### Tarefa curta A
Reproduza o trecho do texto sobre Florestan Fernandes que começa em "Open-access Em memória" e segue até "porque plenamente íntegro.".
### Tarefa curta B
Com base no texto sobre Florestan Fernandes, explique em até três frases por que ele decidiu se afastar da vida universitária acadêmica institucional em fins de 1972.

### Trecho do documento
"""

Open-access Em memória de Florestan Fernandes

HOMENAGEM

Em memória de Florestan Fernandes

Miriam Limoeiro Cardoso

FLORESTAN FERNANDES morreu às 2h30 do dia 10 de agosto passado, aos 75 anos de idade. O Brasil perdia um de seus grandes intelectuais, a Sociologia científica no Brasil o seu fundador e expoente maior, a Ciência Social mundial um de seus formuladores de primeira grandeza, os oprimidos e excluídos um de seus representantes mais fiéis e corajosos, o socialismo um de seus defensores mais ardorosos e combativos. A humanidade perdia um homem raro, porque plenamente íntegro.

Florestan Fernandes nasceu e viveu sob condições muito adversas. Filho de imigrante portuguesa, empregada em serviços domésticos, habitou moradias muito pobres, deslocando-se de uma a outra com freqüência. Enquanto criança e adolescente, não teve acesso regular à escola. Começou a trabalhar aos sete anos para ajudar seu próprio sustento e o de sua mãe. Foi entregador de compras, engraxate, ajudante de alfaiate, garçom. Desde pequeno, porém, lia sempre, muito, tudo que podia. Estudando nas bibliotecas públicas, fez curso de madureza e ingressou na Universidade de São Paulo, onde se tornaria Professor Doutor, Livre-Docente, Professor Titular, Professor Catedrático, Professor Emérito. Na Universidade, alcançou as posições mais altas e destacadas, como responsável pela cadeira de Sociologia i, como formador de toda uma geração de importantes cientistas sociais, como um dos principais construtores do Departamento de Ciências Sociais da usp, voltado para a pesquisa científica sistemática e rigorosa e para a formação teórica e técnica de alto nível. Da USP só viria a afastar-se em decorrência de ato arbitrário da ditadura militar que o aposentou compulsoriamente em abril de 1969, quando se tornou professor de Sociologia, como Latin American in Residence, na Universidade de Toronto, no Canadá (1969/1970). De 1970 a 1972 foi professor titular da mesma Universidade. Em fins de 1972 decidiu se afastar da vida universitária acadêmica institucional, por entendê-la limitada e isolada culturalmente.

"""

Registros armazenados
"""

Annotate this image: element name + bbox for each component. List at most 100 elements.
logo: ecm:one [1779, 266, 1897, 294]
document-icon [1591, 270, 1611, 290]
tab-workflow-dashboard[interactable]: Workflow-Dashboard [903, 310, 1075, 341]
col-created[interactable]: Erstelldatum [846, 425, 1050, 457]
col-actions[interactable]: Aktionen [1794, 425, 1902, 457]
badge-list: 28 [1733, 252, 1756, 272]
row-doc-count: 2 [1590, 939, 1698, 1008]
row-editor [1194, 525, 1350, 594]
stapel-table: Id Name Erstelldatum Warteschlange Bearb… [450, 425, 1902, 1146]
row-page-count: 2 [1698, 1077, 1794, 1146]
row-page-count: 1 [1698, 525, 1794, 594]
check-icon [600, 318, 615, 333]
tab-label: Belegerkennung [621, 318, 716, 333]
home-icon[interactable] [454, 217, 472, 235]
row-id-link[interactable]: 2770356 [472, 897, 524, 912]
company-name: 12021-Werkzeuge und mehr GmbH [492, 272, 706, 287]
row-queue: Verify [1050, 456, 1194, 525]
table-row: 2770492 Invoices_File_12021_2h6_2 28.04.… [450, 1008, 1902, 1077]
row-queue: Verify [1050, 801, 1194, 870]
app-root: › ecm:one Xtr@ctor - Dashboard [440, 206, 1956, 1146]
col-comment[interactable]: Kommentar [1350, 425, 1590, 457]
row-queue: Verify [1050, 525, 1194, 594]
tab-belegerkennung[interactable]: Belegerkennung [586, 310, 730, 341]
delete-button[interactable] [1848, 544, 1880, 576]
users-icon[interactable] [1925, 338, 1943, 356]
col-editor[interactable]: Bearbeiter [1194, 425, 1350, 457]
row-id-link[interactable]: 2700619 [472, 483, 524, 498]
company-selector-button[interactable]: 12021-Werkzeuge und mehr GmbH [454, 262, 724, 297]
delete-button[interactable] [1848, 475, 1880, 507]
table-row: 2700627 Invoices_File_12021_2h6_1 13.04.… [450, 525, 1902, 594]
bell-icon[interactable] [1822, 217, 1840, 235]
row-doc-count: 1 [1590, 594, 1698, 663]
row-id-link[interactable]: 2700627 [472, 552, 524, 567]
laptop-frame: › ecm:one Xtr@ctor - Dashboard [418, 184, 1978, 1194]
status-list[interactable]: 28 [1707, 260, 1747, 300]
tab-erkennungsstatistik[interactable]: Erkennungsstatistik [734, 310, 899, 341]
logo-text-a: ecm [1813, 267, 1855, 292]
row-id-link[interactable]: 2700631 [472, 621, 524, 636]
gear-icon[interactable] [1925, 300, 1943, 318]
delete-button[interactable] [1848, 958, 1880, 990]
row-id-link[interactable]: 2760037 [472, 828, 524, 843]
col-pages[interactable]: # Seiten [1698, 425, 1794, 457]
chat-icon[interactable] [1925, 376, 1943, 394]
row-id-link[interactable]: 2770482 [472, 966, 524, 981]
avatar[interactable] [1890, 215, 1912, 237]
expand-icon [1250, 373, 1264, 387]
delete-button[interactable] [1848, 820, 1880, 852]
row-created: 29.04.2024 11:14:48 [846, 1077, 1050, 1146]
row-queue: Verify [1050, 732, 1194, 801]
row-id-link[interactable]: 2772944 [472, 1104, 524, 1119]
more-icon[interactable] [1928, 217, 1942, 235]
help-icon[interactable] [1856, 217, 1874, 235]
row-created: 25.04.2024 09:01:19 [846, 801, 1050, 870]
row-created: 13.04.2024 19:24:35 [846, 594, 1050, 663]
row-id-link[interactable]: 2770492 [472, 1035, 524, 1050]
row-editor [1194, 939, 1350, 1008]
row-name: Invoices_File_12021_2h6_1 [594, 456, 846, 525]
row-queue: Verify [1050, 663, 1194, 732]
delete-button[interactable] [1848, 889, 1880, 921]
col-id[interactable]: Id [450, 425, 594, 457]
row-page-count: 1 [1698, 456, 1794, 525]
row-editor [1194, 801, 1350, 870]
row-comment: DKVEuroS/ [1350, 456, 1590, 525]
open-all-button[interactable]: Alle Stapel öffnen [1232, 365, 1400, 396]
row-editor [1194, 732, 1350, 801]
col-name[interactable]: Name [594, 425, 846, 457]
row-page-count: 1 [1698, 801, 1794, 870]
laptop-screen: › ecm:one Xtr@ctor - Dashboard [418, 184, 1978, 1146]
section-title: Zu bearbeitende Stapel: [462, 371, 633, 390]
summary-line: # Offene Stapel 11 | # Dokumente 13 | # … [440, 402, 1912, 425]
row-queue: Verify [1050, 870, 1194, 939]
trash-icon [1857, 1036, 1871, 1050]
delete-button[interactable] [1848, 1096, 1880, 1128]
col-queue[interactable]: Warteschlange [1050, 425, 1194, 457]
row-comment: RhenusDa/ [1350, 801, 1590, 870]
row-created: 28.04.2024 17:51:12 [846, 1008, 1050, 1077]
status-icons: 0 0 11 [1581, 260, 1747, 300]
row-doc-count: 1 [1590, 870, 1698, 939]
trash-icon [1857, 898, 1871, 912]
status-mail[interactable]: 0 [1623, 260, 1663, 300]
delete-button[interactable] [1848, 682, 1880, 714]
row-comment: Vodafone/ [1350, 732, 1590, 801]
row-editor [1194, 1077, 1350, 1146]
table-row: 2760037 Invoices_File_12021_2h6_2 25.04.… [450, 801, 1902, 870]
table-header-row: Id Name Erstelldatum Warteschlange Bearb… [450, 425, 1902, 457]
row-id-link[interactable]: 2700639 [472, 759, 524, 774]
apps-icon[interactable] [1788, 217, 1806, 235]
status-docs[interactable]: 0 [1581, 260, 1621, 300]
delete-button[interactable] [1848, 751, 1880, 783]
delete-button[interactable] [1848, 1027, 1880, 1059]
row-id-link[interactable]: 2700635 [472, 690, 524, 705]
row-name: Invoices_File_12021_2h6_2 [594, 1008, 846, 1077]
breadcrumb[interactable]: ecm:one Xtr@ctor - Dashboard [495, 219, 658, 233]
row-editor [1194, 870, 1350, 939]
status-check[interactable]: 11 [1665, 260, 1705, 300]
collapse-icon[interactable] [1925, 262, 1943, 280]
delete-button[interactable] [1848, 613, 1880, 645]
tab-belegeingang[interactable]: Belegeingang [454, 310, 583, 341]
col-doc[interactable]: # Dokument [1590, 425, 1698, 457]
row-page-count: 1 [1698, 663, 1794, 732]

"""

### Resposta correta A
Open-access Em memória de Florestan Fernandes

HOMENAGEM

Em memória de Florestan Fernandes

Miriam Limoeiro Cardoso

FLORESTAN FERNANDES morreu às 2h30 do dia 10 de agosto passado, aos 75 anos de idade. O Brasil perdia um de seus grandes intelectuais, a Sociologia científica no Brasil o seu fundador e expoente maior, a Ciência Social mundial um de seus formuladores de primeira grandeza, os oprimidos e excluídos um de seus representantes mais fiéis e corajosos, o socialismo um de seus defensores mais ardorosos e combativos. A humanidade perdia um homem raro, porque plenamente íntegro.

### Resposta correta B
Ele se afastou porque entendia que a vida universitária acadêmica institucional era limitada e isolada culturalmente.